◆ Records for the exercise
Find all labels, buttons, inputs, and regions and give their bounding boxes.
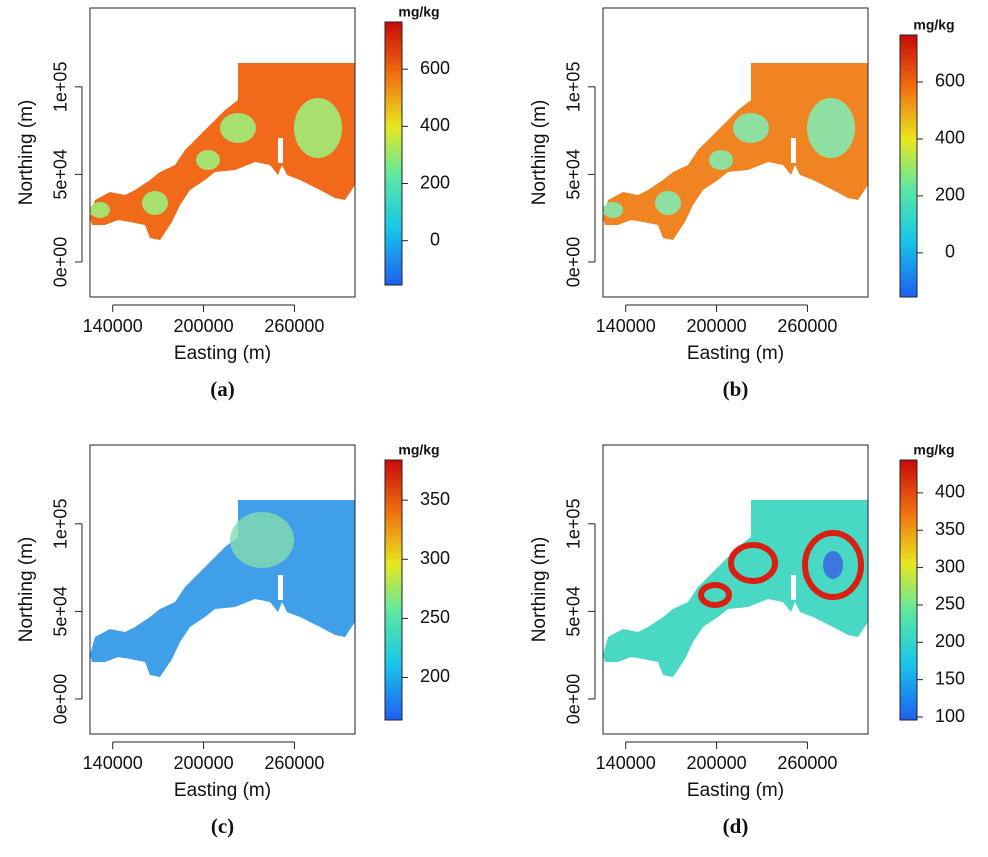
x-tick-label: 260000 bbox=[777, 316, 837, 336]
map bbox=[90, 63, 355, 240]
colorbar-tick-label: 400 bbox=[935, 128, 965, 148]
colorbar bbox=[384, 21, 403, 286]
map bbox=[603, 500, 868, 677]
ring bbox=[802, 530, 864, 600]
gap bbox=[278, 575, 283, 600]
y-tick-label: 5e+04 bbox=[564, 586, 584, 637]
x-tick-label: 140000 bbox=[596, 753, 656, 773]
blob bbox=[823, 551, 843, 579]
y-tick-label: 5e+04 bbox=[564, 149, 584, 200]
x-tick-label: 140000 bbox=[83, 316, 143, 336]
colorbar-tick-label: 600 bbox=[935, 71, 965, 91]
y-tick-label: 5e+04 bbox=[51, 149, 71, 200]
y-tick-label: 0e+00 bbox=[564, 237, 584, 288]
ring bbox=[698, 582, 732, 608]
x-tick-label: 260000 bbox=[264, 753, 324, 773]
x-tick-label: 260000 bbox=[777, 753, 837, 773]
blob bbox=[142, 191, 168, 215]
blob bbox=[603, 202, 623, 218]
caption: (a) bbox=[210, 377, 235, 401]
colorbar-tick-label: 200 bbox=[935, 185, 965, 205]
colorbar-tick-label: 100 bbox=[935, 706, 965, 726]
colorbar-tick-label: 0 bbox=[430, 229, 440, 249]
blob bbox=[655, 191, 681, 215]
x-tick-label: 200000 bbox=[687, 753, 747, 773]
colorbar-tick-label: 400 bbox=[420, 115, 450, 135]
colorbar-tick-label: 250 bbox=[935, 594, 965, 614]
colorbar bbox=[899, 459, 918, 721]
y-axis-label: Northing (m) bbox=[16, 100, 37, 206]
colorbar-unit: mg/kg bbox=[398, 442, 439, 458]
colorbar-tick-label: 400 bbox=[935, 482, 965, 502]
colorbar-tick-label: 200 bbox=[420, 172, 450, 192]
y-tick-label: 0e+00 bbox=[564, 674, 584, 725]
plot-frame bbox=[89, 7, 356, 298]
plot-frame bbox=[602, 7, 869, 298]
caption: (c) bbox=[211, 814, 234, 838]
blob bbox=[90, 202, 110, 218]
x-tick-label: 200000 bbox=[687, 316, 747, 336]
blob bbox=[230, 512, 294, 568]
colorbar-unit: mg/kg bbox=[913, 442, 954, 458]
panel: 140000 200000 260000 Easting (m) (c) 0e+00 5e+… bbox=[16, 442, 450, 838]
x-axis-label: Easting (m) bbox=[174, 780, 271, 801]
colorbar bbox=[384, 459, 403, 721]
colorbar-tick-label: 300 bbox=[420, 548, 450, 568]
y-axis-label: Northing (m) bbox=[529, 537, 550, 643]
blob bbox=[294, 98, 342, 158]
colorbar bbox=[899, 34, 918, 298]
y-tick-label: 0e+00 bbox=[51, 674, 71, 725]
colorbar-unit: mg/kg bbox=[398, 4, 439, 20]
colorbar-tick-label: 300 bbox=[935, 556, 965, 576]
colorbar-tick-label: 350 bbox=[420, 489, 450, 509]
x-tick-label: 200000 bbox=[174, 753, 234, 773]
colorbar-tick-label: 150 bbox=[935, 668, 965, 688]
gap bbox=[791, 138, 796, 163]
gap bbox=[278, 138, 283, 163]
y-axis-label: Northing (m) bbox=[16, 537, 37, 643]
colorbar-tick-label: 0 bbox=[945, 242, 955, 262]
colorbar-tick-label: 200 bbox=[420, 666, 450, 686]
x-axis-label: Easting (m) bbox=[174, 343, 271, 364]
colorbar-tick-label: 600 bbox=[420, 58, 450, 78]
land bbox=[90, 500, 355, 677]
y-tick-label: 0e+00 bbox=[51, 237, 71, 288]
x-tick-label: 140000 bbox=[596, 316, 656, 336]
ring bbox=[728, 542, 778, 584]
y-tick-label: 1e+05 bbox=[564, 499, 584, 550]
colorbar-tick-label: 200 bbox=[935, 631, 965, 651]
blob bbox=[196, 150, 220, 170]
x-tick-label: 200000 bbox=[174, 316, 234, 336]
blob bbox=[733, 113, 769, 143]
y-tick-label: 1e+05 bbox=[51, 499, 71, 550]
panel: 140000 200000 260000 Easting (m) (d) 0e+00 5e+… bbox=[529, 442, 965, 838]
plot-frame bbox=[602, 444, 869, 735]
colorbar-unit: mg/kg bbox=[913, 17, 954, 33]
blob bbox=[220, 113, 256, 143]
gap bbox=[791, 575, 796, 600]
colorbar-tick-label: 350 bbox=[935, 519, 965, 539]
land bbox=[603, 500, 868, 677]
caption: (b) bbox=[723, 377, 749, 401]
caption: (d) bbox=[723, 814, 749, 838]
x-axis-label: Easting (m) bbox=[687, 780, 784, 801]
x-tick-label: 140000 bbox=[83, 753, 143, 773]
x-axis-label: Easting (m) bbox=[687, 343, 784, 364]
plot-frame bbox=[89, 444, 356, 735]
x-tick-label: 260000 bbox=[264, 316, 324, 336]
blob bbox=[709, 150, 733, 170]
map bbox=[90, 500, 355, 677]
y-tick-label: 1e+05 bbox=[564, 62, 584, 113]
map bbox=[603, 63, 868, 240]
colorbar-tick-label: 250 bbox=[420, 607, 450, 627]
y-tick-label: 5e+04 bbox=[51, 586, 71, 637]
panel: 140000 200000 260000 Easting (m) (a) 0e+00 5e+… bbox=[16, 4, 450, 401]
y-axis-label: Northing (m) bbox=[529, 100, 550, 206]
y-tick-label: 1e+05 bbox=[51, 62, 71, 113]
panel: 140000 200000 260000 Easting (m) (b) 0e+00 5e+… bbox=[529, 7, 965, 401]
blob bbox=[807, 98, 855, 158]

---

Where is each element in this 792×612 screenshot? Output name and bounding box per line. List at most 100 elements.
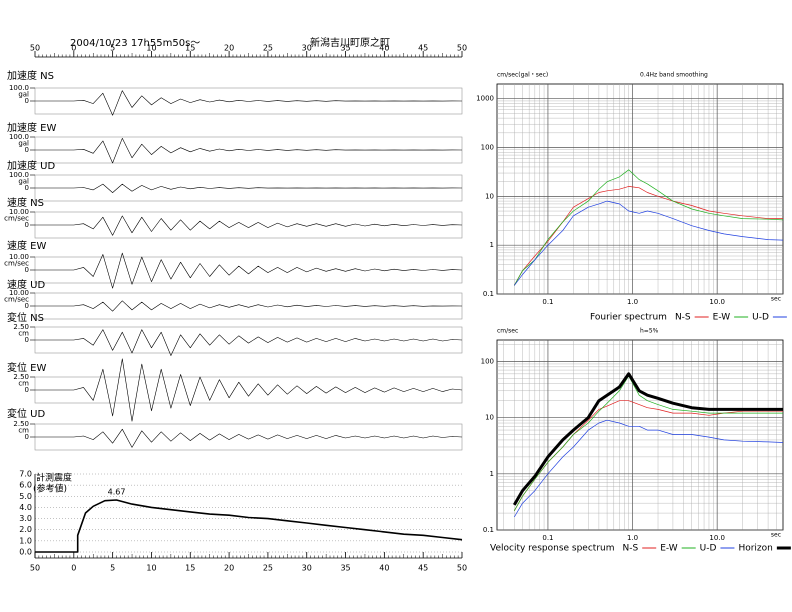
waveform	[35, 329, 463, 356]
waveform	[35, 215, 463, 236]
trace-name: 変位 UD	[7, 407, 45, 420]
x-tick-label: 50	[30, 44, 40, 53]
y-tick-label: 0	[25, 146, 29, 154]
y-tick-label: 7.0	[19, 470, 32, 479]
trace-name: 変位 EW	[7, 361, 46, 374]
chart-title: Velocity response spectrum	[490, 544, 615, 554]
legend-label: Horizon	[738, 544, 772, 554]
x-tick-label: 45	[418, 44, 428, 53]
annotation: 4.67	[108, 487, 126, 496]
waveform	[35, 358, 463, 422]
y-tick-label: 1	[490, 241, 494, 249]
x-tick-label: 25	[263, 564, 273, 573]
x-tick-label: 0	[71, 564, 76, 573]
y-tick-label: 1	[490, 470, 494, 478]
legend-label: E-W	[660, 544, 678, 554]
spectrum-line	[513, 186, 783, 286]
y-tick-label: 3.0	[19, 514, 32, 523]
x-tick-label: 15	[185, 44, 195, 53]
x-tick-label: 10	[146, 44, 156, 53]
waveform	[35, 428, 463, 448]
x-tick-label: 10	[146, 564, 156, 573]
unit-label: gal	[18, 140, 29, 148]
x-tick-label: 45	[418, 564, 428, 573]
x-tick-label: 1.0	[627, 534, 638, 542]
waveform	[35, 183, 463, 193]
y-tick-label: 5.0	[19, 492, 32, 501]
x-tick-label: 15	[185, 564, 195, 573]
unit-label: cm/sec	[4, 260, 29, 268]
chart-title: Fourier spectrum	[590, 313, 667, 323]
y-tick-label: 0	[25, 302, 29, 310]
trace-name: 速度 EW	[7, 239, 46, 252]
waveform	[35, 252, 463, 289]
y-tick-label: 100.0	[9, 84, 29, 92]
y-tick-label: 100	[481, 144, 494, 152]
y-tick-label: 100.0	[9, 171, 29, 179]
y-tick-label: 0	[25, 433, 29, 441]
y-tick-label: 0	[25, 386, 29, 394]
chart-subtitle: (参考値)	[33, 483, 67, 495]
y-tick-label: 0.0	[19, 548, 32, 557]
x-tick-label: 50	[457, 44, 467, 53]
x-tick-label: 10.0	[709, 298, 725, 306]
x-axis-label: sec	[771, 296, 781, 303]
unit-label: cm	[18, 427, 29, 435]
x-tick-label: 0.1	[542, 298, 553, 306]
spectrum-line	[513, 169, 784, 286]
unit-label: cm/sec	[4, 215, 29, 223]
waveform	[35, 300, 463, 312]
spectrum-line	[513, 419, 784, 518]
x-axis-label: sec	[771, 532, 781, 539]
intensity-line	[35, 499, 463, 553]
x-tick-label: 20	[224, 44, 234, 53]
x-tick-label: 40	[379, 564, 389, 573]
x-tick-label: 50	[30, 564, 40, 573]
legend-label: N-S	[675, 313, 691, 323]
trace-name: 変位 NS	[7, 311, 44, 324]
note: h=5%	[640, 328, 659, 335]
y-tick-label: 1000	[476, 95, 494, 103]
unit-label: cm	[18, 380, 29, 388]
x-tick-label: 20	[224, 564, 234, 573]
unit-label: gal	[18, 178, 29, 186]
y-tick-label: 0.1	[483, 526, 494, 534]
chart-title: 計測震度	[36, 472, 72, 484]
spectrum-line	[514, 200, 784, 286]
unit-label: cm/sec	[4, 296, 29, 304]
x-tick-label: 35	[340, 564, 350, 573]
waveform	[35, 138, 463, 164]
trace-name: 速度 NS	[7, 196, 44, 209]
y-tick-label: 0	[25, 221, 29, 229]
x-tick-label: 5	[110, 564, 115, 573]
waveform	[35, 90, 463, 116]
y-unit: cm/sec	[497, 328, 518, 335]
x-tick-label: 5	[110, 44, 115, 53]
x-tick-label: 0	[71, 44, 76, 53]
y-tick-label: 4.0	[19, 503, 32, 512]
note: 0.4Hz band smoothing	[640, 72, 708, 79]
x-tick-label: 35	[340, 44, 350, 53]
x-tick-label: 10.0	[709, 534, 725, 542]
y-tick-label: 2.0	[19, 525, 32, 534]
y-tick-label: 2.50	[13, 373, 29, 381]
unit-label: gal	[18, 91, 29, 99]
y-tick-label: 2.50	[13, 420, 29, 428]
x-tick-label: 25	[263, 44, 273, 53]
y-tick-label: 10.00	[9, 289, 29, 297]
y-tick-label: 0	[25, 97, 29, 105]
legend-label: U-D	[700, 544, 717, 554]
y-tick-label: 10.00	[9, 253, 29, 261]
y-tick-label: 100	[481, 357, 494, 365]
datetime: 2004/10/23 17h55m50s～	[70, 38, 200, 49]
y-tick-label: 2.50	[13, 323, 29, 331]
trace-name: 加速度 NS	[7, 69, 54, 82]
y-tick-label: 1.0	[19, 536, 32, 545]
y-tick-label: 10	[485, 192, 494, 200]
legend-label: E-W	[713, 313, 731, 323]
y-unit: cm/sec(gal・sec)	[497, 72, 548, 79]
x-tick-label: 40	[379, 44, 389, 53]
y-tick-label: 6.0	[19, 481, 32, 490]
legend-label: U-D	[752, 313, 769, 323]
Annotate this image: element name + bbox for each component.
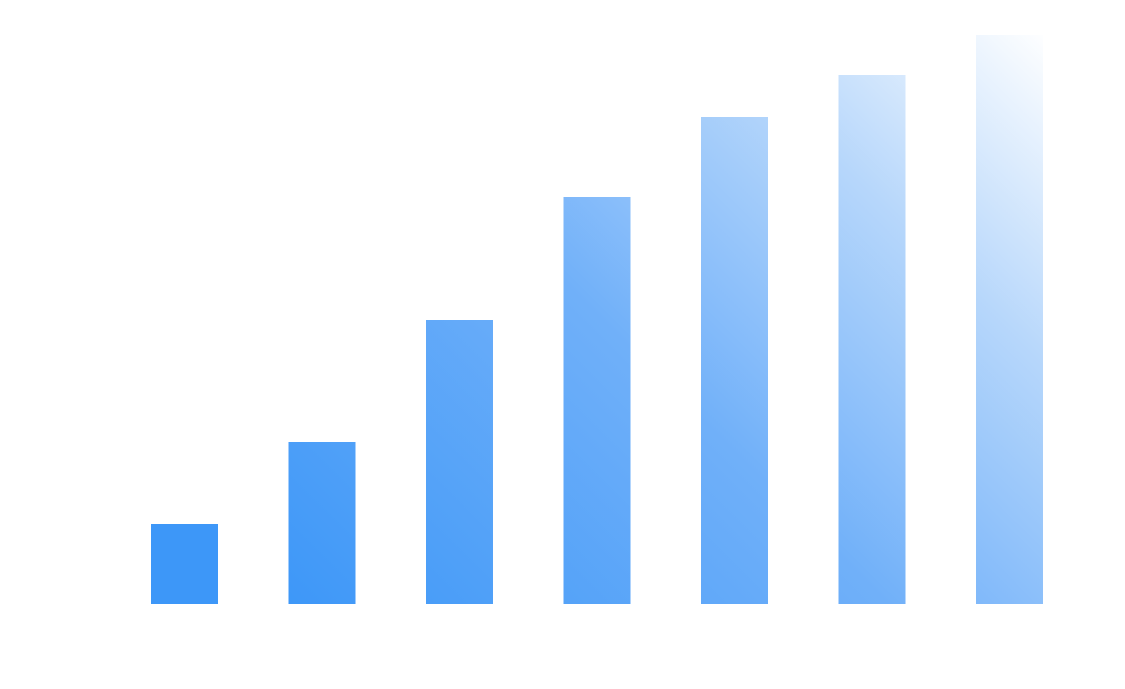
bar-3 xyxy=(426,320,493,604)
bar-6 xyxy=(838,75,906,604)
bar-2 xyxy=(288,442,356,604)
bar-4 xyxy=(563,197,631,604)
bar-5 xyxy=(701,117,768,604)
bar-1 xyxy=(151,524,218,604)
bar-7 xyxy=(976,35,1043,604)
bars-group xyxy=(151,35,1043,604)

◆ Given exercise
Rewrite the items from the line with "329, 463, 356]" to the line with "419, 784, 518]", both included, as a JSON list of strings with one string per line and no blank lines.

◆ Output of the task
[
  "waveform\t[35, 329, 463, 356]",
  "waveform\t[35, 215, 463, 236]",
  "trace-name: 変位 UD\t[7, 407, 45, 420]",
  "x-tick-label: 50\t[30, 44, 40, 53]",
  "y-tick-label: 0\t[25, 146, 29, 154]",
  "y-tick-label: 7.0\t[19, 470, 32, 479]",
  "trace-name: 変位 EW\t[7, 361, 46, 374]",
  "chart-title: Velocity response spectrum\t[490, 544, 615, 554]",
  "legend-label: Horizon\t[738, 544, 772, 554]",
  "x-tick-label: 45\t[418, 44, 428, 53]",
  "annotation: 4.67\t[108, 487, 126, 496]",
  "waveform\t[35, 358, 463, 422]",
  "y-tick-label: 1\t[490, 241, 494, 249]",
  "x-tick-label: 25\t[263, 564, 273, 573]",
  "x-tick-label: 0\t[71, 564, 76, 573]",
  "y-tick-label: 1\t[490, 470, 494, 478]",
  "legend-label: E-W\t[660, 544, 678, 554]",
  "spectrum-line\t[513, 186, 783, 286]",
  "y-tick-label: 3.0\t[19, 514, 32, 523]",
  "x-tick-label: 15\t[185, 44, 195, 53]",
  "x-tick-label: 10\t[146, 44, 156, 53]",
  "waveform\t[35, 428, 463, 448]",
  "x-tick-label: 10\t[146, 564, 156, 573]",
  "unit-label: gal\t[18, 140, 29, 148]",
  "x-tick-label: 45\t[418, 564, 428, 573]",
  "x-tick-label: 1.0\t[627, 534, 638, 542]",
  "waveform\t[35, 183, 463, 193]",
  "y-tick-label: 5.0\t[19, 492, 32, 501]",
  "x-tick-label: 15\t[185, 564, 195, 573]",
  "unit-label: cm/sec\t[4, 260, 29, 268]",
  "chart-title: Fourier spectrum\t[590, 313, 667, 323]",
  "y-tick-label: 0\t[25, 302, 29, 310]",
  "trace-name: 速度 EW\t[7, 239, 46, 252]",
  "waveform\t[35, 252, 463, 289]",
  "y-tick-label: 100.0\t[9, 84, 29, 92]",
  "y-tick-label: 100\t[481, 144, 494, 152]",
  "y-tick-label: 100.0\t[9, 171, 29, 179]",
  "y-tick-label: 0\t[25, 433, 29, 441]",
  "y-tick-label: 0\t[25, 386, 29, 394]",
  "chart-subtitle: (参考値)\t[33, 483, 67, 495]",
  "y-tick-label: 0.0\t[19, 548, 32, 557]",
  "x-tick-label: 50\t[457, 44, 467, 53]",
  "x-tick-label: 10.0\t[709, 298, 725, 306]",
  "x-axis-label: sec\t[771, 296, 781, 303]",
  "unit-label: cm\t[18, 427, 29, 435]",
  "x-tick-label: 0.1\t[542, 298, 553, 306]",
  "spectrum-line\t[513, 169, 784, 286]",
  "unit-label: cm/sec\t[4, 215, 29, 223]",
  "waveform\t[35, 300, 463, 312]",
  "spectrum-line\t[513, 419, 784, 518]"
]